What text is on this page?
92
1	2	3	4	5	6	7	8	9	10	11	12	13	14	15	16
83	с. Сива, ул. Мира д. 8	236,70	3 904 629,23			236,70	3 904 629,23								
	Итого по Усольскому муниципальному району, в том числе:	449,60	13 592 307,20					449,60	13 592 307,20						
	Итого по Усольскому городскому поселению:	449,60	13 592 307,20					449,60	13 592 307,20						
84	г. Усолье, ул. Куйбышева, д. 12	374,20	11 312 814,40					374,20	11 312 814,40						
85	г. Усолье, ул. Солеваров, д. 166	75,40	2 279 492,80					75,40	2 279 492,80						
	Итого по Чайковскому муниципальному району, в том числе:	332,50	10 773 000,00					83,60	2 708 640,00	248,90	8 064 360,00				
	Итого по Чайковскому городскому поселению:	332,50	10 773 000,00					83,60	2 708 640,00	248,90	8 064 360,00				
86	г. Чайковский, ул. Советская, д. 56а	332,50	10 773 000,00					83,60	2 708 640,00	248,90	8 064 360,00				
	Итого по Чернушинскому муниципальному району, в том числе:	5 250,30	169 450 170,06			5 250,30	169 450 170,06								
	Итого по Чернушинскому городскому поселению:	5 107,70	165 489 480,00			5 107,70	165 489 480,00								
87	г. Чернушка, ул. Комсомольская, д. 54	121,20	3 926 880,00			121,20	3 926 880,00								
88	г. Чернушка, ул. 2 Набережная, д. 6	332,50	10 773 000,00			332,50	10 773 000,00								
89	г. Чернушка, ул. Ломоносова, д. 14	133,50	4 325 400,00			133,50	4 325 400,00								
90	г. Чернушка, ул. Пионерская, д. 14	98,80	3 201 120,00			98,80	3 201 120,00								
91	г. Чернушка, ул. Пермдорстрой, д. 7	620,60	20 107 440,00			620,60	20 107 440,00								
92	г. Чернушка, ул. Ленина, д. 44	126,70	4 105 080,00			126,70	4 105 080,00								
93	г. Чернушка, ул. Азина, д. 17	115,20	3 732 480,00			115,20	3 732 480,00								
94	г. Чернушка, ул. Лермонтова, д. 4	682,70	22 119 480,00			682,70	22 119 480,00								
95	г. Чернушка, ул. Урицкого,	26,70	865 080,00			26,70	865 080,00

Aim of the task
Copy every line in the entries above that has the string "Чернушинскому" in it.

Written response
	Итого по Чернушинскому муниципальному району, в том числе:	5 250,30	169 450 170,06			5 250,30	169 450 170,06								
	Итого по Чернушинскому городскому поселению:	5 107,70	165 489 480,00			5 107,70	165 489 480,00								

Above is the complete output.